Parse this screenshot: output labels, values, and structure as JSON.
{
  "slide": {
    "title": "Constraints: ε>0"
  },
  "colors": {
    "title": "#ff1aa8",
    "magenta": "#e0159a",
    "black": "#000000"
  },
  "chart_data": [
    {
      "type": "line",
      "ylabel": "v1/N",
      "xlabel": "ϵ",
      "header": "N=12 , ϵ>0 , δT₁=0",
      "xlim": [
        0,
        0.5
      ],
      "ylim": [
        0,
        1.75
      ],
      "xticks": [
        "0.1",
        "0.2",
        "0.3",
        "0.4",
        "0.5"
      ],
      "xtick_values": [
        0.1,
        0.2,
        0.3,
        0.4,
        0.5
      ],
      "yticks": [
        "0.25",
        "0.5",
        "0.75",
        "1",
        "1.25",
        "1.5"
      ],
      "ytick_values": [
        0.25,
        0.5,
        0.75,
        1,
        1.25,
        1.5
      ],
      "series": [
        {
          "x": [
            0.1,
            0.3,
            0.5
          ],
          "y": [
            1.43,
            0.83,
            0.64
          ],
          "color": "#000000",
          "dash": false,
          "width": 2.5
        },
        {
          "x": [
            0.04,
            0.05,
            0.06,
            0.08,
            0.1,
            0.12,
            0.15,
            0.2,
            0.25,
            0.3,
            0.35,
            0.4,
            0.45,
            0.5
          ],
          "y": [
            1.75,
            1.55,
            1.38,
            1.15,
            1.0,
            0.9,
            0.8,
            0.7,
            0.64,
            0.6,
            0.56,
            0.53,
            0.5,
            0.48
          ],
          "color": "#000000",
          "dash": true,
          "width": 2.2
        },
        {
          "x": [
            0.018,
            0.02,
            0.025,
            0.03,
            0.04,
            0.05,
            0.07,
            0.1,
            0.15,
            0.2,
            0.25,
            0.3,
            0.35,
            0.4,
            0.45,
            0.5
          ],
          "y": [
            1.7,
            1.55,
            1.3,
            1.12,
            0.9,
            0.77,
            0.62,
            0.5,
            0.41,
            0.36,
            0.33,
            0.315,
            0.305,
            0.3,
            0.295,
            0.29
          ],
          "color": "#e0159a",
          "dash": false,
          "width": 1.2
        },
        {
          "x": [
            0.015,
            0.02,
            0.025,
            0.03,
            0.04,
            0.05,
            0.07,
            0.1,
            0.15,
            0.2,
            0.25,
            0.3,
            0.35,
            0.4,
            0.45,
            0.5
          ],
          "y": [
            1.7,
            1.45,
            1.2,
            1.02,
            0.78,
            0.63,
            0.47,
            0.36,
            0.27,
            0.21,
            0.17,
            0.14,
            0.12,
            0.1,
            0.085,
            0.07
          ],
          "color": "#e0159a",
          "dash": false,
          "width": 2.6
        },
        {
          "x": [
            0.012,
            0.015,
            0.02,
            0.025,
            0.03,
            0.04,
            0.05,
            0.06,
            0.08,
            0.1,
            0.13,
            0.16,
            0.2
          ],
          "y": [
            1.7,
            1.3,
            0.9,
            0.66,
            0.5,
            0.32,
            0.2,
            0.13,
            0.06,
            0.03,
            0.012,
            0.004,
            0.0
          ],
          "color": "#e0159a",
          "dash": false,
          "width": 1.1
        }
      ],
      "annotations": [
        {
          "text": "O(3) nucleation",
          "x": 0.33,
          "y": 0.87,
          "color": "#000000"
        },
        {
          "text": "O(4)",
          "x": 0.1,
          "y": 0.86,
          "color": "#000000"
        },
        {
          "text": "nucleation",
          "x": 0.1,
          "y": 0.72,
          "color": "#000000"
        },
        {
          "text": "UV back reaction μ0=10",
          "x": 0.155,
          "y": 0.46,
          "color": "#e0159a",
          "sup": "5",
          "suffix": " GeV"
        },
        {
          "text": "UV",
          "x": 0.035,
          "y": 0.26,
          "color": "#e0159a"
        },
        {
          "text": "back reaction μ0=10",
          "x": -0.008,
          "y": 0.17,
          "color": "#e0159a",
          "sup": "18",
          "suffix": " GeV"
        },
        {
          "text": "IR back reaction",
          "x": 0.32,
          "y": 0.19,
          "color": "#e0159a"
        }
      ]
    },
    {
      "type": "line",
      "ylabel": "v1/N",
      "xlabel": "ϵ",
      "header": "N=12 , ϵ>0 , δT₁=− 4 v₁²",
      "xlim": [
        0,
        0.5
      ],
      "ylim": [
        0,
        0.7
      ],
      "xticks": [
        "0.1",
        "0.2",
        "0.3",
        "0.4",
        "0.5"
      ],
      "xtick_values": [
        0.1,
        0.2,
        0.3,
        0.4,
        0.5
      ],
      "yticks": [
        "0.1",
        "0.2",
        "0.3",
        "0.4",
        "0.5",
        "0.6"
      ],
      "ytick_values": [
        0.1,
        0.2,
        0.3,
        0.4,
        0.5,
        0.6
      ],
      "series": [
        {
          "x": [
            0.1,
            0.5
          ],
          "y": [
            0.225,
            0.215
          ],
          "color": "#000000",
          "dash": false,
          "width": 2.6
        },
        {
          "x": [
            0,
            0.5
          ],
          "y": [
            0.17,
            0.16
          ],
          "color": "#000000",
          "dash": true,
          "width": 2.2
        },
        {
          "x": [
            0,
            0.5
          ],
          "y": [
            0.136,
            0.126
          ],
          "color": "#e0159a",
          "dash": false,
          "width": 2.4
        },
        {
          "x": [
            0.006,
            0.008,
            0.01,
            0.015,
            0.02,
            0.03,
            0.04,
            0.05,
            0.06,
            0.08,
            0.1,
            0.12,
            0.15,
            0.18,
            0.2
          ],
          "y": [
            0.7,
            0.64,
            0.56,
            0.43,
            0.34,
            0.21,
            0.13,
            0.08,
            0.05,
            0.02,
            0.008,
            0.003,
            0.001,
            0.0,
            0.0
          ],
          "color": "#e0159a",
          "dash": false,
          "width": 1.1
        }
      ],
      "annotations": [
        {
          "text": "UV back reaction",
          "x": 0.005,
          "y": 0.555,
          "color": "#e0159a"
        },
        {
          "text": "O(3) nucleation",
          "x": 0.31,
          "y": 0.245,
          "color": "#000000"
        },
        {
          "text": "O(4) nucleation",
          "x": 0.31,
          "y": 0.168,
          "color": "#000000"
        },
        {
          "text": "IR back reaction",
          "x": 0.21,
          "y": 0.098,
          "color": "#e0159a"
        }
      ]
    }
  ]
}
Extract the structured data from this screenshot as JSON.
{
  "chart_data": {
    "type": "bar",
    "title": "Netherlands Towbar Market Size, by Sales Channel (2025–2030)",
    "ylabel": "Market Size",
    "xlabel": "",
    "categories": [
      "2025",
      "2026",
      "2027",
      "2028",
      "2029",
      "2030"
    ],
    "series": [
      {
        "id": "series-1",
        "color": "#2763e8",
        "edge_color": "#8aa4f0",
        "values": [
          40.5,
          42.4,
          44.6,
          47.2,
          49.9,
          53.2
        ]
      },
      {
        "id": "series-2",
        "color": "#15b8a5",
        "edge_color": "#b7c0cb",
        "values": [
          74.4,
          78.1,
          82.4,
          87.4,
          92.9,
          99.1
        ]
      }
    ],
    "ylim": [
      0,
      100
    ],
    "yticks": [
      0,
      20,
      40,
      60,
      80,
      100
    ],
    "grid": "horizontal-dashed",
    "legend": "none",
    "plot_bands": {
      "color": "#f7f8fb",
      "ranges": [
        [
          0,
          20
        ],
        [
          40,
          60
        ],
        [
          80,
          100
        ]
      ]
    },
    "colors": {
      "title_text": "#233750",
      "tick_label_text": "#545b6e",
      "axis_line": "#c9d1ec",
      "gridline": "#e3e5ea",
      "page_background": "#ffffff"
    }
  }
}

• • • • • • •

Quote every record above exactly.

**Response to the task:**
Parse this screenshot: output labels, values, and structure as JSON.
{
  "slide": {
    "title": "Constraints: ε>0"
  },
  "colors": {
    "title": "#ff1aa8",
    "magenta": "#e0159a",
    "black": "#000000"
  },
  "chart_data": [
    {
      "type": "line",
      "ylabel": "v1/N",
      "xlabel": "ϵ",
      "header": "N=12 , ϵ>0 , δT₁=0",
      "xlim": [
        0,
        0.5
      ],
      "ylim": [
        0,
        1.75
      ],
      "xticks": [
        "0.1",
        "0.2",
        "0.3",
        "0.4",
        "0.5"
      ],
      "xtick_values": [
        0.1,
        0.2,
        0.3,
        0.4,
        0.5
      ],
      "yticks": [
        "0.25",
        "0.5",
        "0.75",
        "1",
        "1.25",
        "1.5"
      ],
      "ytick_values": [
        0.25,
        0.5,
        0.75,
        1,
        1.25,
        1.5
      ],
      "series": [
        {
          "x": [
            0.1,
            0.3,
            0.5
          ],
          "y": [
            1.43,
            0.83,
            0.64
          ],
          "color": "#000000",
          "dash": false,
          "width": 2.5
        },
        {
          "x": [
            0.04,
            0.05,
            0.06,
            0.08,
            0.1,
            0.12,
            0.15,
            0.2,
            0.25,
            0.3,
            0.35,
            0.4,
            0.45,
            0.5
          ],
          "y": [
            1.75,
            1.55,
            1.38,
            1.15,
            1.0,
            0.9,
            0.8,
            0.7,
            0.64,
            0.6,
            0.56,
            0.53,
            0.5,
            0.48
          ],
          "color": "#000000",
          "dash": true,
          "width": 2.2
        },
        {
          "x": [
            0.018,
            0.02,
            0.025,
            0.03,
            0.04,
            0.05,
            0.07,
            0.1,
            0.15,
            0.2,
            0.25,
            0.3,
            0.35,
            0.4,
            0.45,
            0.5
          ],
          "y": [
            1.7,
            1.55,
            1.3,
            1.12,
            0.9,
            0.77,
            0.62,
            0.5,
            0.41,
            0.36,
            0.33,
            0.315,
            0.305,
            0.3,
            0.295,
            0.29
          ],
          "color": "#e0159a",
          "dash": false,
          "width": 1.2
        },
        {
          "x": [
            0.015,
            0.02,
            0.025,
            0.03,
            0.04,
            0.05,
            0.07,
            0.1,
            0.15,
            0.2,
            0.25,
            0.3,
            0.35,
            0.4,
            0.45,
            0.5
          ],
          "y": [
            1.7,
            1.45,
            1.2,
            1.02,
            0.78,
            0.63,
            0.47,
            0.36,
            0.27,
            0.21,
            0.17,
            0.14,
            0.12,
            0.1,
            0.085,
            0.07
          ],
          "color": "#e0159a",
          "dash": false,
          "width": 2.6
        },
        {
          "x": [
            0.012,
            0.015,
            0.02,
            0.025,
            0.03,
            0.04,
            0.05,
            0.06,
            0.08,
            0.1,
            0.13,
            0.16,
            0.2
          ],
          "y": [
            1.7,
            1.3,
            0.9,
            0.66,
            0.5,
            0.32,
            0.2,
            0.13,
            0.06,
            0.03,
            0.012,
            0.004,
            0.0
          ],
          "color": "#e0159a",
          "dash": false,
          "width": 1.1
        }
      ],
      "annotations": [
        {
          "text": "O(3) nucleation",
          "x": 0.33,
          "y": 0.87,
          "color": "#000000"
        },
        {
          "text": "O(4)",
          "x": 0.1,
          "y": 0.86,
          "color": "#000000"
        },
        {
          "text": "nucleation",
          "x": 0.1,
          "y": 0.72,
          "color": "#000000"
        },
        {
          "text": "UV back reaction μ0=10",
          "x": 0.155,
          "y": 0.46,
          "color": "#e0159a",
          "sup": "5",
          "suffix": " GeV"
        },
        {
          "text": "UV",
          "x": 0.035,
          "y": 0.26,
          "color": "#e0159a"
        },
        {
          "text": "back reaction μ0=10",
          "x": -0.008,
          "y": 0.17,
          "color": "#e0159a",
          "sup": "18",
          "suffix": " GeV"
        },
        {
          "text": "IR back reaction",
          "x": 0.32,
          "y": 0.19,
          "color": "#e0159a"
        }
      ]
    },
    {
      "type": "line",
      "ylabel": "v1/N",
      "xlabel": "ϵ",
      "header": "N=12 , ϵ>0 , δT₁=− 4 v₁²",
      "xlim": [
        0,
        0.5
      ],
      "ylim": [
        0,
        0.7
      ],
      "xticks": [
        "0.1",
        "0.2",
        "0.3",
        "0.4",
        "0.5"
      ],
      "xtick_values": [
        0.1,
        0.2,
        0.3,
        0.4,
        0.5
      ],
      "yticks": [
        "0.1",
        "0.2",
        "0.3",
        "0.4",
        "0.5",
        "0.6"
      ],
      "ytick_values": [
        0.1,
        0.2,
        0.3,
        0.4,
        0.5,
        0.6
      ],
      "series": [
        {
          "x": [
            0.1,
            0.5
          ],
          "y": [
            0.225,
            0.215
          ],
          "color": "#000000",
          "dash": false,
          "width": 2.6
        },
        {
          "x": [
            0,
            0.5
          ],
          "y": [
            0.17,
            0.16
          ],
          "color": "#000000",
          "dash": true,
          "width": 2.2
        },
        {
          "x": [
            0,
            0.5
          ],
          "y": [
            0.136,
            0.126
          ],
          "color": "#e0159a",
          "dash": false,
          "width": 2.4
        },
        {
          "x": [
            0.006,
            0.008,
            0.01,
            0.015,
            0.02,
            0.03,
            0.04,
            0.05,
            0.06,
            0.08,
            0.1,
            0.12,
            0.15,
            0.18,
            0.2
          ],
          "y": [
            0.7,
            0.64,
            0.56,
            0.43,
            0.34,
            0.21,
            0.13,
            0.08,
            0.05,
            0.02,
            0.008,
            0.003,
            0.001,
            0.0,
            0.0
          ],
          "color": "#e0159a",
          "dash": false,
          "width": 1.1
        }
      ],
      "annotations": [
        {
          "text": "UV back reaction",
          "x": 0.005,
          "y": 0.555,
          "color": "#e0159a"
        },
        {
          "text": "O(3) nucleation",
          "x": 0.31,
          "y": 0.245,
          "color": "#000000"
        },
        {
          "text": "O(4) nucleation",
          "x": 0.31,
          "y": 0.168,
          "color": "#000000"
        },
        {
          "text": "IR back reaction",
          "x": 0.21,
          "y": 0.098,
          "color": "#e0159a"
        }
      ]
    }
  ]
}
Extract the structured data from this screenshot as JSON.
{
  "chart_data": {
    "type": "bar",
    "title": "Netherlands Towbar Market Size, by Sales Channel (2025–2030)",
    "ylabel": "Market Size",
    "xlabel": "",
    "categories": [
      "2025",
      "2026",
      "2027",
      "2028",
      "2029",
      "2030"
    ],
    "series": [
      {
        "id": "series-1",
        "color": "#2763e8",
        "edge_color": "#8aa4f0",
        "values": [
          40.5,
          42.4,
          44.6,
          47.2,
          49.9,
          53.2
        ]
      },
      {
        "id": "series-2",
        "color": "#15b8a5",
        "edge_color": "#b7c0cb",
        "values": [
          74.4,
          78.1,
          82.4,
          87.4,
          92.9,
          99.1
        ]
      }
    ],
    "ylim": [
      0,
      100
    ],
    "yticks": [
      0,
      20,
      40,
      60,
      80,
      100
    ],
    "grid": "horizontal-dashed",
    "legend": "none",
    "plot_bands": {
      "color": "#f7f8fb",
      "ranges": [
        [
          0,
          20
        ],
        [
          40,
          60
        ],
        [
          80,
          100
        ]
      ]
    },
    "colors": {
      "title_text": "#233750",
      "tick_label_text": "#545b6e",
      "axis_line": "#c9d1ec",
      "gridline": "#e3e5ea",
      "page_background": "#ffffff"
    }
  }
}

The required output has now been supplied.